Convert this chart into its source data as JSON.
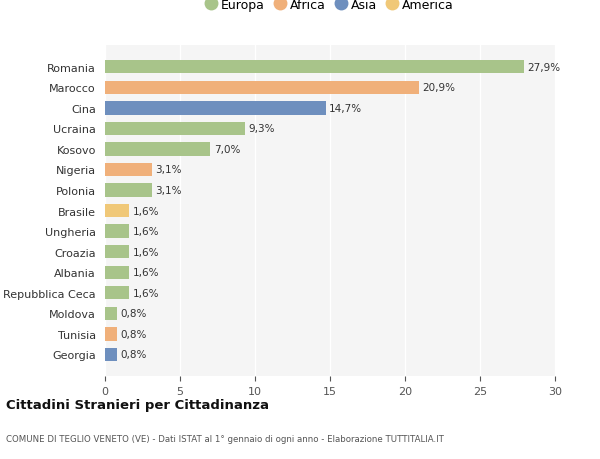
{
  "countries": [
    "Romania",
    "Marocco",
    "Cina",
    "Ucraina",
    "Kosovo",
    "Nigeria",
    "Polonia",
    "Brasile",
    "Ungheria",
    "Croazia",
    "Albania",
    "Repubblica Ceca",
    "Moldova",
    "Tunisia",
    "Georgia"
  ],
  "values": [
    27.9,
    20.9,
    14.7,
    9.3,
    7.0,
    3.1,
    3.1,
    1.6,
    1.6,
    1.6,
    1.6,
    1.6,
    0.8,
    0.8,
    0.8
  ],
  "labels": [
    "27,9%",
    "20,9%",
    "14,7%",
    "9,3%",
    "7,0%",
    "3,1%",
    "3,1%",
    "1,6%",
    "1,6%",
    "1,6%",
    "1,6%",
    "1,6%",
    "0,8%",
    "0,8%",
    "0,8%"
  ],
  "continents": [
    "Europa",
    "Africa",
    "Asia",
    "Europa",
    "Europa",
    "Africa",
    "Europa",
    "America",
    "Europa",
    "Europa",
    "Europa",
    "Europa",
    "Europa",
    "Africa",
    "Asia"
  ],
  "continent_colors": {
    "Europa": "#a8c48a",
    "Africa": "#f0b07a",
    "Asia": "#6e8fbe",
    "America": "#f0c878"
  },
  "legend_order": [
    "Europa",
    "Africa",
    "Asia",
    "America"
  ],
  "background_color": "#ffffff",
  "plot_bg_color": "#f5f5f5",
  "grid_color": "#ffffff",
  "title": "Cittadini Stranieri per Cittadinanza",
  "subtitle": "COMUNE DI TEGLIO VENETO (VE) - Dati ISTAT al 1° gennaio di ogni anno - Elaborazione TUTTITALIA.IT",
  "xlim": [
    0,
    30
  ],
  "xticks": [
    0,
    5,
    10,
    15,
    20,
    25,
    30
  ]
}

## YOUR GOAL
Without the pictures, extract every entry verbatim.

## TASK SOLUTION
Convert this chart into its source data as JSON.
{
  "countries": [
    "Romania",
    "Marocco",
    "Cina",
    "Ucraina",
    "Kosovo",
    "Nigeria",
    "Polonia",
    "Brasile",
    "Ungheria",
    "Croazia",
    "Albania",
    "Repubblica Ceca",
    "Moldova",
    "Tunisia",
    "Georgia"
  ],
  "values": [
    27.9,
    20.9,
    14.7,
    9.3,
    7.0,
    3.1,
    3.1,
    1.6,
    1.6,
    1.6,
    1.6,
    1.6,
    0.8,
    0.8,
    0.8
  ],
  "labels": [
    "27,9%",
    "20,9%",
    "14,7%",
    "9,3%",
    "7,0%",
    "3,1%",
    "3,1%",
    "1,6%",
    "1,6%",
    "1,6%",
    "1,6%",
    "1,6%",
    "0,8%",
    "0,8%",
    "0,8%"
  ],
  "continents": [
    "Europa",
    "Africa",
    "Asia",
    "Europa",
    "Europa",
    "Africa",
    "Europa",
    "America",
    "Europa",
    "Europa",
    "Europa",
    "Europa",
    "Europa",
    "Africa",
    "Asia"
  ],
  "continent_colors": {
    "Europa": "#a8c48a",
    "Africa": "#f0b07a",
    "Asia": "#6e8fbe",
    "America": "#f0c878"
  },
  "legend_order": [
    "Europa",
    "Africa",
    "Asia",
    "America"
  ],
  "background_color": "#ffffff",
  "plot_bg_color": "#f5f5f5",
  "grid_color": "#ffffff",
  "title": "Cittadini Stranieri per Cittadinanza",
  "subtitle": "COMUNE DI TEGLIO VENETO (VE) - Dati ISTAT al 1° gennaio di ogni anno - Elaborazione TUTTITALIA.IT",
  "xlim": [
    0,
    30
  ],
  "xticks": [
    0,
    5,
    10,
    15,
    20,
    25,
    30
  ]
}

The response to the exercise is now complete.